* **Exercise task**
Reproduce every entry exactly, without alteration.
-- -- --
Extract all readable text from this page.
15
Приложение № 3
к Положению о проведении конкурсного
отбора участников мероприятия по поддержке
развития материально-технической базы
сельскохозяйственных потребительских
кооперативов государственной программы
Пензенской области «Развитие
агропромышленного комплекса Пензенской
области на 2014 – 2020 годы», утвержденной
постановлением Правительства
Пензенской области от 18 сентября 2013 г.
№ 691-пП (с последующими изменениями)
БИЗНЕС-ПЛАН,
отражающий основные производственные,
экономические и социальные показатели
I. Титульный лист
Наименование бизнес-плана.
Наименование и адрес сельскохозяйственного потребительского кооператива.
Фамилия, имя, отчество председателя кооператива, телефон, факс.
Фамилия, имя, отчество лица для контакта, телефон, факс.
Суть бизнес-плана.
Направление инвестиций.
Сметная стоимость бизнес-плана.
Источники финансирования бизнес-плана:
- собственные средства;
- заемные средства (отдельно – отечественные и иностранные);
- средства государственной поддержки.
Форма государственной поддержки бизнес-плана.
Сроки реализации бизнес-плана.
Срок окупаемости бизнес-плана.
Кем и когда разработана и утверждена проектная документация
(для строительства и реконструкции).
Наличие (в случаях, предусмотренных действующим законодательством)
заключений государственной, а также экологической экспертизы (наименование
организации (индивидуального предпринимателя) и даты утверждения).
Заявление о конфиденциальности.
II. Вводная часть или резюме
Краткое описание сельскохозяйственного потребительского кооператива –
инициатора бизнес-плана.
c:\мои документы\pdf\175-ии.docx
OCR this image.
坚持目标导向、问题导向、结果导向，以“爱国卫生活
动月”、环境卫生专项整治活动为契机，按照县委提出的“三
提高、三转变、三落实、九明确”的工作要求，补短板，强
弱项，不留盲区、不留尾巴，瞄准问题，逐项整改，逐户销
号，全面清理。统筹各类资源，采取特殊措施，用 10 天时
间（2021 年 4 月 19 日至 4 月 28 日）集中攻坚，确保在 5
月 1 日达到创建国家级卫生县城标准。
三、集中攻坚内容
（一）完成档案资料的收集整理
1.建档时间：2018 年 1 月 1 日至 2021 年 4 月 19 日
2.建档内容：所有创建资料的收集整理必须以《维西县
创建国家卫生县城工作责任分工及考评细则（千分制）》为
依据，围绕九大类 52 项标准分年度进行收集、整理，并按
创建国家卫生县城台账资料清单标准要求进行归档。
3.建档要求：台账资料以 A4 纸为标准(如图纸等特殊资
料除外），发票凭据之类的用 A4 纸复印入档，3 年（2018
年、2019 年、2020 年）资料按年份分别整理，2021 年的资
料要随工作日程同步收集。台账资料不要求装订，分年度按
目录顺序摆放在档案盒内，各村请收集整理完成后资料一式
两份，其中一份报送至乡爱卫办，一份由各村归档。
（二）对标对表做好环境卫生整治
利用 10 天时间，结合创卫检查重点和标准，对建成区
-- -- --
* **The solution**
Extract all readable text from this page.
15
Приложение № 3
к Положению о проведении конкурсного
отбора участников мероприятия по поддержке
развития материально-технической базы
сельскохозяйственных потребительских
кооперативов государственной программы
Пензенской области «Развитие
агропромышленного комплекса Пензенской
области на 2014 – 2020 годы», утвержденной
постановлением Правительства
Пензенской области от 18 сентября 2013 г.
№ 691-пП (с последующими изменениями)
БИЗНЕС-ПЛАН,
отражающий основные производственные,
экономические и социальные показатели
I. Титульный лист
Наименование бизнес-плана.
Наименование и адрес сельскохозяйственного потребительского кооператива.
Фамилия, имя, отчество председателя кооператива, телефон, факс.
Фамилия, имя, отчество лица для контакта, телефон, факс.
Суть бизнес-плана.
Направление инвестиций.
Сметная стоимость бизнес-плана.
Источники финансирования бизнес-плана:
- собственные средства;
- заемные средства (отдельно – отечественные и иностранные);
- средства государственной поддержки.
Форма государственной поддержки бизнес-плана.
Сроки реализации бизнес-плана.
Срок окупаемости бизнес-плана.
Кем и когда разработана и утверждена проектная документация
(для строительства и реконструкции).
Наличие (в случаях, предусмотренных действующим законодательством)
заключений государственной, а также экологической экспертизы (наименование
организации (индивидуального предпринимателя) и даты утверждения).
Заявление о конфиденциальности.
II. Вводная часть или резюме
Краткое описание сельскохозяйственного потребительского кооператива –
инициатора бизнес-плана.
c:\мои документы\pdf\175-ии.docx
OCR this image.
坚持目标导向、问题导向、结果导向，以“爱国卫生活
动月”、环境卫生专项整治活动为契机，按照县委提出的“三
提高、三转变、三落实、九明确”的工作要求，补短板，强
弱项，不留盲区、不留尾巴，瞄准问题，逐项整改，逐户销
号，全面清理。统筹各类资源，采取特殊措施，用 10 天时
间（2021 年 4 月 19 日至 4 月 28 日）集中攻坚，确保在 5
月 1 日达到创建国家级卫生县城标准。
三、集中攻坚内容
（一）完成档案资料的收集整理
1.建档时间：2018 年 1 月 1 日至 2021 年 4 月 19 日
2.建档内容：所有创建资料的收集整理必须以《维西县
创建国家卫生县城工作责任分工及考评细则（千分制）》为
依据，围绕九大类 52 项标准分年度进行收集、整理，并按
创建国家卫生县城台账资料清单标准要求进行归档。
3.建档要求：台账资料以 A4 纸为标准(如图纸等特殊资
料除外），发票凭据之类的用 A4 纸复印入档，3 年（2018
年、2019 年、2020 年）资料按年份分别整理，2021 年的资
料要随工作日程同步收集。台账资料不要求装订，分年度按
目录顺序摆放在档案盒内，各村请收集整理完成后资料一式
两份，其中一份报送至乡爱卫办，一份由各村归档。
（二）对标对表做好环境卫生整治
利用 10 天时间，结合创卫检查重点和标准，对建成区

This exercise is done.